Dataset records:
■ ■ ■ ■
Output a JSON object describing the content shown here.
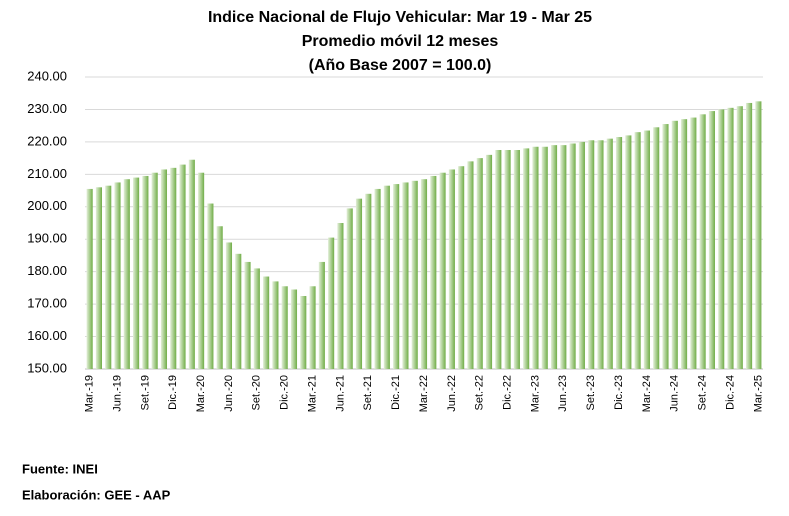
{
  "chart_data": {
    "type": "bar",
    "title": [
      "Indice Nacional  de Flujo Vehicular: Mar 19 - Mar 25",
      "Promedio móvil 12 meses",
      "(Año Base 2007 = 100.0)"
    ],
    "categories": [
      "Mar.-19",
      null,
      null,
      "Jun.-19",
      null,
      null,
      "Set.-19",
      null,
      null,
      "Dic.-19",
      null,
      null,
      "Mar.-20",
      null,
      null,
      "Jun.-20",
      null,
      null,
      "Set.-20",
      null,
      null,
      "Dic.-20",
      null,
      null,
      "Mar.-21",
      null,
      null,
      "Jun.-21",
      null,
      null,
      "Set.-21",
      null,
      null,
      "Dic.-21",
      null,
      null,
      "Mar.-22",
      null,
      null,
      "Jun.-22",
      null,
      null,
      "Set.-22",
      null,
      null,
      "Dic.-22",
      null,
      null,
      "Mar.-23",
      null,
      null,
      "Jun.-23",
      null,
      null,
      "Set.-23",
      null,
      null,
      "Dic.-23",
      null,
      null,
      "Mar.-24",
      null,
      null,
      "Jun.-24",
      null,
      null,
      "Set.-24",
      null,
      null,
      "Dic.-24",
      null,
      null,
      "Mar.-25"
    ],
    "values": [
      205.5,
      206,
      206.5,
      207.5,
      208.5,
      209,
      209.5,
      210.5,
      211.5,
      212,
      213,
      214.5,
      210.5,
      201,
      194,
      189,
      185.5,
      183,
      181,
      178.5,
      177,
      175.5,
      174.5,
      172.5,
      175.5,
      183,
      190.5,
      195,
      199.5,
      202.5,
      204,
      205.5,
      206.5,
      207,
      207.5,
      208,
      208.5,
      209.5,
      210.5,
      211.5,
      212.5,
      214,
      215,
      216,
      217.5,
      217.5,
      217.5,
      218,
      218.5,
      218.5,
      219,
      219,
      219.5,
      220,
      220.5,
      220.5,
      221,
      221.5,
      222,
      223,
      223.5,
      224.5,
      225.5,
      226.5,
      227,
      227.5,
      228.5,
      229.5,
      230,
      230.5,
      231,
      232,
      232.5
    ],
    "color": "#70ad47",
    "ylim": [
      150,
      240
    ],
    "yticks": [
      {
        "value": 150,
        "label": "150.00"
      },
      {
        "value": 160,
        "label": "160.00"
      },
      {
        "value": 170,
        "label": "170.00"
      },
      {
        "value": 180,
        "label": "180.00"
      },
      {
        "value": 190,
        "label": "190.00"
      },
      {
        "value": 200,
        "label": "200.00"
      },
      {
        "value": 210,
        "label": "210.00"
      },
      {
        "value": 220,
        "label": "220.00"
      },
      {
        "value": 230,
        "label": "230.00"
      },
      {
        "value": 240,
        "label": "240.00"
      }
    ],
    "grid": true
  },
  "footer": [
    "Fuente: INEI",
    "Elaboración: GEE - AAP"
  ]
}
■ ■ ■ ■
▶ TASK DETAILS
Without including the pictures, reproduce all entries exactly.

▶ REPLY TO THE TASK
Output a JSON object describing the content shown here.
{
  "chart_data": {
    "type": "bar",
    "title": [
      "Indice Nacional  de Flujo Vehicular: Mar 19 - Mar 25",
      "Promedio móvil 12 meses",
      "(Año Base 2007 = 100.0)"
    ],
    "categories": [
      "Mar.-19",
      null,
      null,
      "Jun.-19",
      null,
      null,
      "Set.-19",
      null,
      null,
      "Dic.-19",
      null,
      null,
      "Mar.-20",
      null,
      null,
      "Jun.-20",
      null,
      null,
      "Set.-20",
      null,
      null,
      "Dic.-20",
      null,
      null,
      "Mar.-21",
      null,
      null,
      "Jun.-21",
      null,
      null,
      "Set.-21",
      null,
      null,
      "Dic.-21",
      null,
      null,
      "Mar.-22",
      null,
      null,
      "Jun.-22",
      null,
      null,
      "Set.-22",
      null,
      null,
      "Dic.-22",
      null,
      null,
      "Mar.-23",
      null,
      null,
      "Jun.-23",
      null,
      null,
      "Set.-23",
      null,
      null,
      "Dic.-23",
      null,
      null,
      "Mar.-24",
      null,
      null,
      "Jun.-24",
      null,
      null,
      "Set.-24",
      null,
      null,
      "Dic.-24",
      null,
      null,
      "Mar.-25"
    ],
    "values": [
      205.5,
      206,
      206.5,
      207.5,
      208.5,
      209,
      209.5,
      210.5,
      211.5,
      212,
      213,
      214.5,
      210.5,
      201,
      194,
      189,
      185.5,
      183,
      181,
      178.5,
      177,
      175.5,
      174.5,
      172.5,
      175.5,
      183,
      190.5,
      195,
      199.5,
      202.5,
      204,
      205.5,
      206.5,
      207,
      207.5,
      208,
      208.5,
      209.5,
      210.5,
      211.5,
      212.5,
      214,
      215,
      216,
      217.5,
      217.5,
      217.5,
      218,
      218.5,
      218.5,
      219,
      219,
      219.5,
      220,
      220.5,
      220.5,
      221,
      221.5,
      222,
      223,
      223.5,
      224.5,
      225.5,
      226.5,
      227,
      227.5,
      228.5,
      229.5,
      230,
      230.5,
      231,
      232,
      232.5
    ],
    "color": "#70ad47",
    "ylim": [
      150,
      240
    ],
    "yticks": [
      {
        "value": 150,
        "label": "150.00"
      },
      {
        "value": 160,
        "label": "160.00"
      },
      {
        "value": 170,
        "label": "170.00"
      },
      {
        "value": 180,
        "label": "180.00"
      },
      {
        "value": 190,
        "label": "190.00"
      },
      {
        "value": 200,
        "label": "200.00"
      },
      {
        "value": 210,
        "label": "210.00"
      },
      {
        "value": 220,
        "label": "220.00"
      },
      {
        "value": 230,
        "label": "230.00"
      },
      {
        "value": 240,
        "label": "240.00"
      }
    ],
    "grid": true
  },
  "footer": [
    "Fuente: INEI",
    "Elaboración: GEE - AAP"
  ]
}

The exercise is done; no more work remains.